Work to be completed
Pull each line containing "assets" out of the data and copy it.

□ □ □

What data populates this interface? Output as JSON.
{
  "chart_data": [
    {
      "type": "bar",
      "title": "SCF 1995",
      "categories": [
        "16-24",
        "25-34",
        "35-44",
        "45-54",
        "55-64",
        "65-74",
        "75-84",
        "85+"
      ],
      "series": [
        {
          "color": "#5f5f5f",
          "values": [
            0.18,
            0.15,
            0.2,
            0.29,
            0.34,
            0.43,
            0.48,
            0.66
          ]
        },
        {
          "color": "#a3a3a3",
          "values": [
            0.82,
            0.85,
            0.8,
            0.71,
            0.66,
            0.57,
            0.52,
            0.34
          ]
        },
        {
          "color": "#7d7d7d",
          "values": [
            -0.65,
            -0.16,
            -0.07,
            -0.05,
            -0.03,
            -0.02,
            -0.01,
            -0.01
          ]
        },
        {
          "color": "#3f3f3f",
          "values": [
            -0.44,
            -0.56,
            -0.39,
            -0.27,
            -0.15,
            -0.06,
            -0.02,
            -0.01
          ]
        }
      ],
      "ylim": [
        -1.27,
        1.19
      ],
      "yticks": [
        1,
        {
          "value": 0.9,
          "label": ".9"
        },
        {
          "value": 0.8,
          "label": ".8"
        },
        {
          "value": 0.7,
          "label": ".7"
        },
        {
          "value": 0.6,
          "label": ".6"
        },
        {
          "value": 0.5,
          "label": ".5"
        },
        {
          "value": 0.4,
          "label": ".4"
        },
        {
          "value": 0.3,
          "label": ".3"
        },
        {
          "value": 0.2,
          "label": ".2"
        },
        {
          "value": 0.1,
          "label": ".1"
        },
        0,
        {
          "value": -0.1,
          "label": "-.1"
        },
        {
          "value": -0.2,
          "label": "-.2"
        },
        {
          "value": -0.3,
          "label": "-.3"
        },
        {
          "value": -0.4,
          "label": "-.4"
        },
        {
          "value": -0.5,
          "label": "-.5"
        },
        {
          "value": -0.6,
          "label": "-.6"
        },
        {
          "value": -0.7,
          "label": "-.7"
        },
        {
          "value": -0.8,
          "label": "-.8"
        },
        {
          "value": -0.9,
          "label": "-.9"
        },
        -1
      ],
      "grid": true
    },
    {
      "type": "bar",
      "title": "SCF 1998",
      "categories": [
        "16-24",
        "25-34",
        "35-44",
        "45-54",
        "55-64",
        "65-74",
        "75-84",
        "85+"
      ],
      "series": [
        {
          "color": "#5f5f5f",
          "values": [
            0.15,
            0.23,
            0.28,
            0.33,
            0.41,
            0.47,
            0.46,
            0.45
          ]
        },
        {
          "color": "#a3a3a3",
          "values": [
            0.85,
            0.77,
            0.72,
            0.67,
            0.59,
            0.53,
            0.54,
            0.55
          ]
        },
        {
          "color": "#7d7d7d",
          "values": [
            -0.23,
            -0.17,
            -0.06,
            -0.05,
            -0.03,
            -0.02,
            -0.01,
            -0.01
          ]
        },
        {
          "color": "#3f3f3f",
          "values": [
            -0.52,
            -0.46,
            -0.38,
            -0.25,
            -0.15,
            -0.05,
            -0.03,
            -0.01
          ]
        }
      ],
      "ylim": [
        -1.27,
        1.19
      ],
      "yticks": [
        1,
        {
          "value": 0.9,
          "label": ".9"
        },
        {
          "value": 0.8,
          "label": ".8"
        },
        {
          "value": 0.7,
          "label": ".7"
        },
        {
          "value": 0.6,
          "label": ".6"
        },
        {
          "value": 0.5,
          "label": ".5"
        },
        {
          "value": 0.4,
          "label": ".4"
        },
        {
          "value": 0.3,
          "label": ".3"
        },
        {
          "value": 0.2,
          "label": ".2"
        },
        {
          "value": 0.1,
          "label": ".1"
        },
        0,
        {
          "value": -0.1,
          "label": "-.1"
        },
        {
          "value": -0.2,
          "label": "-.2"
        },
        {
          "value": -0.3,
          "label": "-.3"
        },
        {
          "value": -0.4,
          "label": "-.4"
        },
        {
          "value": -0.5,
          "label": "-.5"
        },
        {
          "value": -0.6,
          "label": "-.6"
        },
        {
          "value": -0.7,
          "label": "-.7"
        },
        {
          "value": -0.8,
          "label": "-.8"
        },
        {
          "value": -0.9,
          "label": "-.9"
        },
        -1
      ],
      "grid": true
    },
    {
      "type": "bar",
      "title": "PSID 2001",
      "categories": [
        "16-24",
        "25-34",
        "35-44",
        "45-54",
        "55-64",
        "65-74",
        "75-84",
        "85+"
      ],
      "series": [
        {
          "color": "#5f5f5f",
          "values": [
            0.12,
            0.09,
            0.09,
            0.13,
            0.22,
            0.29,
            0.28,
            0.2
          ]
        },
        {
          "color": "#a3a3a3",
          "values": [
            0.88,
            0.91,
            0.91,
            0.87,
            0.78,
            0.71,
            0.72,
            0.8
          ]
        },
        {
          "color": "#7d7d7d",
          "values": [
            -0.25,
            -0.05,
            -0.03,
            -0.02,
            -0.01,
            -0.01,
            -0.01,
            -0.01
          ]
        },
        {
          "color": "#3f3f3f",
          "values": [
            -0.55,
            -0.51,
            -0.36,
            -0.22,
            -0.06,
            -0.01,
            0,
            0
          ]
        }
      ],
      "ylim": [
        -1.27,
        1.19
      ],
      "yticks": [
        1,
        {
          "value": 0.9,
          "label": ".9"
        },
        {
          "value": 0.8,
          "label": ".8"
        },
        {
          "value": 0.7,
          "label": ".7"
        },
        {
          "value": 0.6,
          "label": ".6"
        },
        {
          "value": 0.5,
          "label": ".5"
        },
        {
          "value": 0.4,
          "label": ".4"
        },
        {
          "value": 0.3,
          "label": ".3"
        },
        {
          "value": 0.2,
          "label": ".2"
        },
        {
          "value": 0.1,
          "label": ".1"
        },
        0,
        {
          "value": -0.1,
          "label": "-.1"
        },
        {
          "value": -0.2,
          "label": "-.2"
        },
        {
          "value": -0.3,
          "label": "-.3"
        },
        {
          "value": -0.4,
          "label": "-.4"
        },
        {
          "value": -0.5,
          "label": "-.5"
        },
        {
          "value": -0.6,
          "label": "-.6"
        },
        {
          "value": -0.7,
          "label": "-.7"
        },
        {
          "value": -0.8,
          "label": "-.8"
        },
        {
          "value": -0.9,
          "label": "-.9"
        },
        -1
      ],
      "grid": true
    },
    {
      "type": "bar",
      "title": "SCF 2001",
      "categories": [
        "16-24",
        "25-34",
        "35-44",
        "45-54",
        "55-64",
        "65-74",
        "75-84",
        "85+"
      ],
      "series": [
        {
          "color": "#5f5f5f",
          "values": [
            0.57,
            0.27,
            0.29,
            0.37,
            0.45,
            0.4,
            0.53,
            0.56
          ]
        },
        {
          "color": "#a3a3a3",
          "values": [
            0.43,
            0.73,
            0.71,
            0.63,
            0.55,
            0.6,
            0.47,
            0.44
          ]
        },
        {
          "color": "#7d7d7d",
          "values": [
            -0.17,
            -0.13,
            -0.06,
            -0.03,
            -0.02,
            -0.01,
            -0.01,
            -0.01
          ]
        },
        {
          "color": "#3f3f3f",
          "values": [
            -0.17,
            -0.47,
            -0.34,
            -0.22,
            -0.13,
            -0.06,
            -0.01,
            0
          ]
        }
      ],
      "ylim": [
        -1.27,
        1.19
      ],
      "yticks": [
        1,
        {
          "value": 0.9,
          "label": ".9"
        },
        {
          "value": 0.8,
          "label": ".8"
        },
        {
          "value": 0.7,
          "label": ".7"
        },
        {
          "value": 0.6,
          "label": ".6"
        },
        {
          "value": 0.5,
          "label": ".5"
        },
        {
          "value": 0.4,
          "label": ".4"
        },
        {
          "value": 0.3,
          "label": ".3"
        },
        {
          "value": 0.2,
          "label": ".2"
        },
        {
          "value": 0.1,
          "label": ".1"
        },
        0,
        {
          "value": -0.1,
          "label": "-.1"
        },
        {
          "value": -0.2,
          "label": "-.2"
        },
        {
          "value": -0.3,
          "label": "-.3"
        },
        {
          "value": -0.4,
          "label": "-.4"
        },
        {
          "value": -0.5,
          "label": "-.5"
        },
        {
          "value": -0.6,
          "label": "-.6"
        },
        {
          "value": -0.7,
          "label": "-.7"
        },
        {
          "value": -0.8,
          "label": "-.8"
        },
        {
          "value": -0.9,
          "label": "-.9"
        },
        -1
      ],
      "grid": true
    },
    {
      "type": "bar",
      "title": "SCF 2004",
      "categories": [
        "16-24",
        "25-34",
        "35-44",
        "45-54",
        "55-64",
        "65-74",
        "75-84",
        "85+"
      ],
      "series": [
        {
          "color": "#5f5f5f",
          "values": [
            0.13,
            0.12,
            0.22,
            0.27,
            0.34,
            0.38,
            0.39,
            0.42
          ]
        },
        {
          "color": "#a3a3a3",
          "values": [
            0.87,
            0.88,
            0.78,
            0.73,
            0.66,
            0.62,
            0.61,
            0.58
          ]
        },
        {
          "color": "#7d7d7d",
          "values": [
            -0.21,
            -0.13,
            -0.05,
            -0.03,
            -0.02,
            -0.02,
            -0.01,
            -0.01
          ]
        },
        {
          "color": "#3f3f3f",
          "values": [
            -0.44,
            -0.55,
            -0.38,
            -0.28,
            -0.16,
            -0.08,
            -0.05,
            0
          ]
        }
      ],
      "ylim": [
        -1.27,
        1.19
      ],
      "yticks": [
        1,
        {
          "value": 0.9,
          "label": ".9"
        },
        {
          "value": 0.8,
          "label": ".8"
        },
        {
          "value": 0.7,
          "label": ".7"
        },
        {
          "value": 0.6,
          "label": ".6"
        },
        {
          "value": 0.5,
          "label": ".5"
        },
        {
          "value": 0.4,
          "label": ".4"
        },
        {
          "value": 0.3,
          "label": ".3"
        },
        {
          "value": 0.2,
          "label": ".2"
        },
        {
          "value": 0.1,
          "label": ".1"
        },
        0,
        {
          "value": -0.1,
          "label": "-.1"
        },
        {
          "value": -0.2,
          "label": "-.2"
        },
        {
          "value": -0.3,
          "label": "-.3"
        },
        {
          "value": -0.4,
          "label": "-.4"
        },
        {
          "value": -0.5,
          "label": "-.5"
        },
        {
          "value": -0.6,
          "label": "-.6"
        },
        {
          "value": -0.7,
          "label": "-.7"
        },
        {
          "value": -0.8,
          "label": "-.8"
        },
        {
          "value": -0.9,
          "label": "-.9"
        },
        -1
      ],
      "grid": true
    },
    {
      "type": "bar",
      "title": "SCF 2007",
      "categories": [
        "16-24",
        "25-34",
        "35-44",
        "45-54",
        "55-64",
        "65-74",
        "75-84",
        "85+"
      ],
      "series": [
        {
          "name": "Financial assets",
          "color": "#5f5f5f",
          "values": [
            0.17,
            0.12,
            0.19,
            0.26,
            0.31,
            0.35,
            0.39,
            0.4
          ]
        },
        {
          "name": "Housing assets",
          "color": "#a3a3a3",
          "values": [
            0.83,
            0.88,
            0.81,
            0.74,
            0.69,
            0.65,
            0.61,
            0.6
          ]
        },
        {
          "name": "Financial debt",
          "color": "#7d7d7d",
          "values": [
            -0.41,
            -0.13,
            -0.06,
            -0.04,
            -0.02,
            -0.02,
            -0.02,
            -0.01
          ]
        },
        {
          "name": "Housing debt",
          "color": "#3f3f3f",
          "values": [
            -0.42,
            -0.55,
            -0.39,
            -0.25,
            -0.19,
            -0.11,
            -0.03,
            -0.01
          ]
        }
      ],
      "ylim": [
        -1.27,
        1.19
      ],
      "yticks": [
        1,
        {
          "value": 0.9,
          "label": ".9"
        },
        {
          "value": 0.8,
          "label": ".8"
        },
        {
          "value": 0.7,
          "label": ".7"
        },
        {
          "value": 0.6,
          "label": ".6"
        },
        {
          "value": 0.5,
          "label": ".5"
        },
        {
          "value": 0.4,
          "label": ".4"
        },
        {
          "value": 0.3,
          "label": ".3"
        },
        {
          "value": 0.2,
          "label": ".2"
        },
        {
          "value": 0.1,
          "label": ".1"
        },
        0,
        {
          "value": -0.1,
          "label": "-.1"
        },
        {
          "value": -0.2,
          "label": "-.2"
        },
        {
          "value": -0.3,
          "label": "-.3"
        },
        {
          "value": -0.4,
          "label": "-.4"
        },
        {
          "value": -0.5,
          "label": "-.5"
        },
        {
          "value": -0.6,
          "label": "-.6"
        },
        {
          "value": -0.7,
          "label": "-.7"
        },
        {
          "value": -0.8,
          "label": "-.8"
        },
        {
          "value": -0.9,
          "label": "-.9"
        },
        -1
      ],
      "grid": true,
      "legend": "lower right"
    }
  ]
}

□ □ □

Result of the exercise
          "name": "Financial assets",
          "name": "Housing assets",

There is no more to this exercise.